[Goal]: Which lines hold the word "visible"? Copy each one.

— start Items —

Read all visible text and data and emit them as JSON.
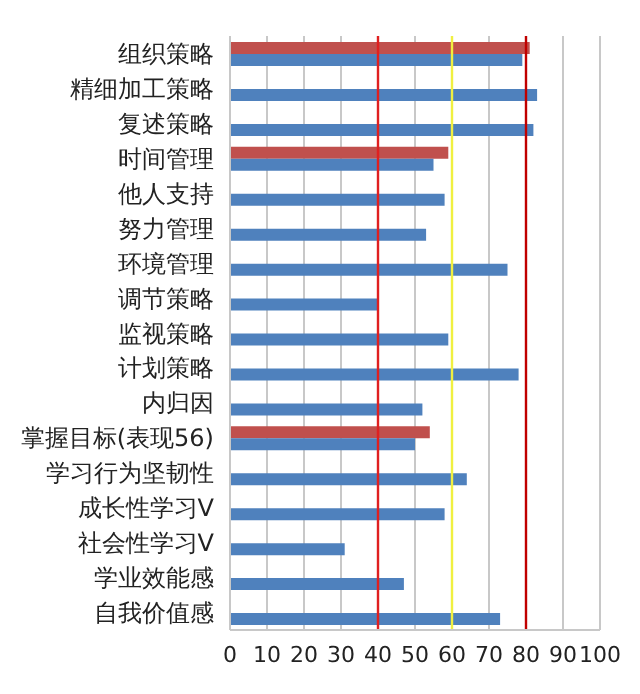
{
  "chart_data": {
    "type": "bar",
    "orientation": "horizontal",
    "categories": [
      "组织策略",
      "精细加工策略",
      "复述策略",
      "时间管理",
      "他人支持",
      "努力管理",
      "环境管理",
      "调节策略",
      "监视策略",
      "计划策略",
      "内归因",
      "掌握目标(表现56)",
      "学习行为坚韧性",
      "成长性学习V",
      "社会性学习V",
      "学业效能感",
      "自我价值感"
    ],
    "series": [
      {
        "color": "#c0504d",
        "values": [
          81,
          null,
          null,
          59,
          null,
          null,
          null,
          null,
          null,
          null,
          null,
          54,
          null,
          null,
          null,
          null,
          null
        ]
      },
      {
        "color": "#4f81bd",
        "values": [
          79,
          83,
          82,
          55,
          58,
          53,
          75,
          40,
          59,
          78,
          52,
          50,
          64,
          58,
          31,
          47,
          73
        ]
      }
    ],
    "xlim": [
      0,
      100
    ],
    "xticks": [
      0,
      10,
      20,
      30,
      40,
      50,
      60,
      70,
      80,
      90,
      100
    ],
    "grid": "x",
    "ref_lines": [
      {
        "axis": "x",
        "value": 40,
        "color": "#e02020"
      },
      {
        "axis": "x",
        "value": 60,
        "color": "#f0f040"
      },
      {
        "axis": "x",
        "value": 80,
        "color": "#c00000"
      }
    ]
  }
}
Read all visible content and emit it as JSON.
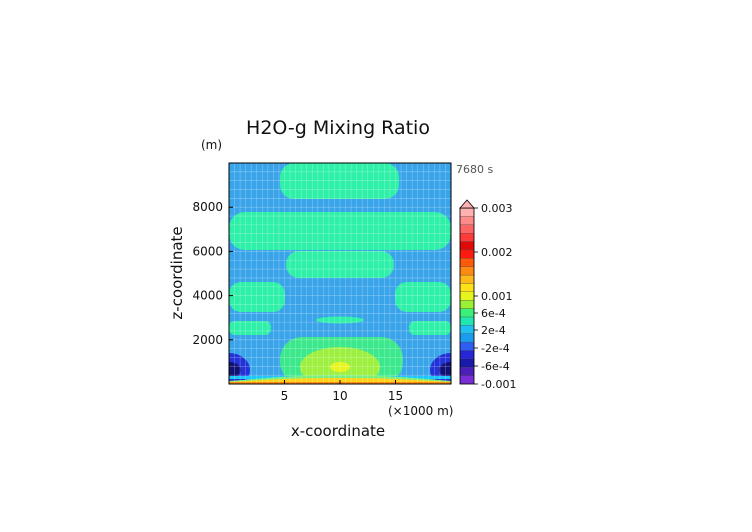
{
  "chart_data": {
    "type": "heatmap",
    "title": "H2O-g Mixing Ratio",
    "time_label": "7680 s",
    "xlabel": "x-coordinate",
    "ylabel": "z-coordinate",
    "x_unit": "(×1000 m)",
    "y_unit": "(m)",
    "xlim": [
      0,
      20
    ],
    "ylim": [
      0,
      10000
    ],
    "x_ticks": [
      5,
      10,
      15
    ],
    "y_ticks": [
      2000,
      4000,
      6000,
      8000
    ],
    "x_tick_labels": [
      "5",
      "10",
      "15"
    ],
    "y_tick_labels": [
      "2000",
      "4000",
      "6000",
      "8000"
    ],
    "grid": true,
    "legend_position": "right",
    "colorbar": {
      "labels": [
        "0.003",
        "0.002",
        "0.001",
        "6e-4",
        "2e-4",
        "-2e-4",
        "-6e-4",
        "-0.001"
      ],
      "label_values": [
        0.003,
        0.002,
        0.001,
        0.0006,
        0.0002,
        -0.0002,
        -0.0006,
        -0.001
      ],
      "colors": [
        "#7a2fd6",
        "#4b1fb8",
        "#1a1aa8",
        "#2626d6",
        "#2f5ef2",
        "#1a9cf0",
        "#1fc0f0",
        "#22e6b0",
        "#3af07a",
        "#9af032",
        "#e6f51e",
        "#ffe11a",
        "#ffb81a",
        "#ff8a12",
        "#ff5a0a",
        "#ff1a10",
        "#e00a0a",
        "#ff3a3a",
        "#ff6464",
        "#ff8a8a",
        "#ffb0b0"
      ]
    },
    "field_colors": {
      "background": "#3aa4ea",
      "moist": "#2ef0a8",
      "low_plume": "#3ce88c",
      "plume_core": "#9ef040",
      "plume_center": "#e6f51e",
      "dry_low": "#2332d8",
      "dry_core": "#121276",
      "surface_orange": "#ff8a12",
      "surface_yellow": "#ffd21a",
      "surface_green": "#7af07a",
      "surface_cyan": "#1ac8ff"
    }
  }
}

— end Items —

[Final answer]:
Read all visible text and data and emit them as JSON.
Read all visible content and emit it as JSON.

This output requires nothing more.